EXERCISE DESCRIPTION
Output the data exactly, with every line intact.

DATASET RECORDS
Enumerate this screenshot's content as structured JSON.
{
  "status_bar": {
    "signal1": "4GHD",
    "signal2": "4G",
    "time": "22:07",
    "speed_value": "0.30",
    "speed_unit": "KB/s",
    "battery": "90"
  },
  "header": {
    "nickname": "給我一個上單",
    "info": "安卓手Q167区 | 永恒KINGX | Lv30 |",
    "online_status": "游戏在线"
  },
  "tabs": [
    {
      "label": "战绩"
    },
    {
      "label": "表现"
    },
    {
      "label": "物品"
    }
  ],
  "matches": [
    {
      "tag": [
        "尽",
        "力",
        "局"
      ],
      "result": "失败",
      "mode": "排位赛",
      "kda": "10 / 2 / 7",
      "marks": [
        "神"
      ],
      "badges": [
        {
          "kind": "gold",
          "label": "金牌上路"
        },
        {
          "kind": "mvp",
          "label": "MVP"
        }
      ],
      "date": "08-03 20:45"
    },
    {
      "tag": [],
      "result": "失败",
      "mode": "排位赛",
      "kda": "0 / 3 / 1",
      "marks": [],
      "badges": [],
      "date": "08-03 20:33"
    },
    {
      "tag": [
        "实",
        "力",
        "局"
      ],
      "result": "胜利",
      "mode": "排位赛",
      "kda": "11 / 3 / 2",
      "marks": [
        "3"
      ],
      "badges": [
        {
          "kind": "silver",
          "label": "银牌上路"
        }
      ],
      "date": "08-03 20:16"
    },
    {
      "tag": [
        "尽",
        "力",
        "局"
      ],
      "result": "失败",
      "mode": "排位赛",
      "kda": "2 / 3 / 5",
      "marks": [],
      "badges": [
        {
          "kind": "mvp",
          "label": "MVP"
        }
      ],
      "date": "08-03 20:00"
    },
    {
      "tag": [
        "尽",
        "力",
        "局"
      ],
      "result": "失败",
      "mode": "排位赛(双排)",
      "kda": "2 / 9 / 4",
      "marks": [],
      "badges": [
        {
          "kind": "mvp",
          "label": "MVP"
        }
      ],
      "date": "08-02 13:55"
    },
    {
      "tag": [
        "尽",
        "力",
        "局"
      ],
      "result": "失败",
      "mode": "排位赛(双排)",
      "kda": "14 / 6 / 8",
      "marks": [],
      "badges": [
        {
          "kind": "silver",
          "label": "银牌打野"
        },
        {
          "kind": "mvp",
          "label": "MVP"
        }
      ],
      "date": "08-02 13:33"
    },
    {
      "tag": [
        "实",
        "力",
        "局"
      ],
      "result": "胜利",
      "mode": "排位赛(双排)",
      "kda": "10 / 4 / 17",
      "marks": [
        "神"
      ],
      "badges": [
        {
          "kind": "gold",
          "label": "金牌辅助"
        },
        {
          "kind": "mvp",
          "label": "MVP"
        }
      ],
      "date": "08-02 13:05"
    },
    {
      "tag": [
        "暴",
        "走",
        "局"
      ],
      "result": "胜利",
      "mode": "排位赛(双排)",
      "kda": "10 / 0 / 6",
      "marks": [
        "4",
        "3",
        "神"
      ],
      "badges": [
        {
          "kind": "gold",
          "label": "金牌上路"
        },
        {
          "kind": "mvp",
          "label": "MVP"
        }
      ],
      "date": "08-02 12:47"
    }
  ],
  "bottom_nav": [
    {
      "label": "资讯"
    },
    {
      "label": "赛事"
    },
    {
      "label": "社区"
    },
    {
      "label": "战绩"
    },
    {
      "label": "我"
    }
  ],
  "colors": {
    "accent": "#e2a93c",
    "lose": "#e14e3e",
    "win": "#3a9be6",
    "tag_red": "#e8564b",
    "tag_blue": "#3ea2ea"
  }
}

ANSWER TO THE EXERCISE
Enumerate this screenshot's content as structured JSON.
{
  "status_bar": {
    "signal1": "4GHD",
    "signal2": "4G",
    "time": "22:07",
    "speed_value": "0.30",
    "speed_unit": "KB/s",
    "battery": "90"
  },
  "header": {
    "nickname": "給我一個上單",
    "info": "安卓手Q167区 | 永恒KINGX | Lv30 |",
    "online_status": "游戏在线"
  },
  "tabs": [
    {
      "label": "战绩"
    },
    {
      "label": "表现"
    },
    {
      "label": "物品"
    }
  ],
  "matches": [
    {
      "tag": [
        "尽",
        "力",
        "局"
      ],
      "result": "失败",
      "mode": "排位赛",
      "kda": "10 / 2 / 7",
      "marks": [
        "神"
      ],
      "badges": [
        {
          "kind": "gold",
          "label": "金牌上路"
        },
        {
          "kind": "mvp",
          "label": "MVP"
        }
      ],
      "date": "08-03 20:45"
    },
    {
      "tag": [],
      "result": "失败",
      "mode": "排位赛",
      "kda": "0 / 3 / 1",
      "marks": [],
      "badges": [],
      "date": "08-03 20:33"
    },
    {
      "tag": [
        "实",
        "力",
        "局"
      ],
      "result": "胜利",
      "mode": "排位赛",
      "kda": "11 / 3 / 2",
      "marks": [
        "3"
      ],
      "badges": [
        {
          "kind": "silver",
          "label": "银牌上路"
        }
      ],
      "date": "08-03 20:16"
    },
    {
      "tag": [
        "尽",
        "力",
        "局"
      ],
      "result": "失败",
      "mode": "排位赛",
      "kda": "2 / 3 / 5",
      "marks": [],
      "badges": [
        {
          "kind": "mvp",
          "label": "MVP"
        }
      ],
      "date": "08-03 20:00"
    },
    {
      "tag": [
        "尽",
        "力",
        "局"
      ],
      "result": "失败",
      "mode": "排位赛(双排)",
      "kda": "2 / 9 / 4",
      "marks": [],
      "badges": [
        {
          "kind": "mvp",
          "label": "MVP"
        }
      ],
      "date": "08-02 13:55"
    },
    {
      "tag": [
        "尽",
        "力",
        "局"
      ],
      "result": "失败",
      "mode": "排位赛(双排)",
      "kda": "14 / 6 / 8",
      "marks": [],
      "badges": [
        {
          "kind": "silver",
          "label": "银牌打野"
        },
        {
          "kind": "mvp",
          "label": "MVP"
        }
      ],
      "date": "08-02 13:33"
    },
    {
      "tag": [
        "实",
        "力",
        "局"
      ],
      "result": "胜利",
      "mode": "排位赛(双排)",
      "kda": "10 / 4 / 17",
      "marks": [
        "神"
      ],
      "badges": [
        {
          "kind": "gold",
          "label": "金牌辅助"
        },
        {
          "kind": "mvp",
          "label": "MVP"
        }
      ],
      "date": "08-02 13:05"
    },
    {
      "tag": [
        "暴",
        "走",
        "局"
      ],
      "result": "胜利",
      "mode": "排位赛(双排)",
      "kda": "10 / 0 / 6",
      "marks": [
        "4",
        "3",
        "神"
      ],
      "badges": [
        {
          "kind": "gold",
          "label": "金牌上路"
        },
        {
          "kind": "mvp",
          "label": "MVP"
        }
      ],
      "date": "08-02 12:47"
    }
  ],
  "bottom_nav": [
    {
      "label": "资讯"
    },
    {
      "label": "赛事"
    },
    {
      "label": "社区"
    },
    {
      "label": "战绩"
    },
    {
      "label": "我"
    }
  ],
  "colors": {
    "accent": "#e2a93c",
    "lose": "#e14e3e",
    "win": "#3a9be6",
    "tag_red": "#e8564b",
    "tag_blue": "#3ea2ea"
  }
}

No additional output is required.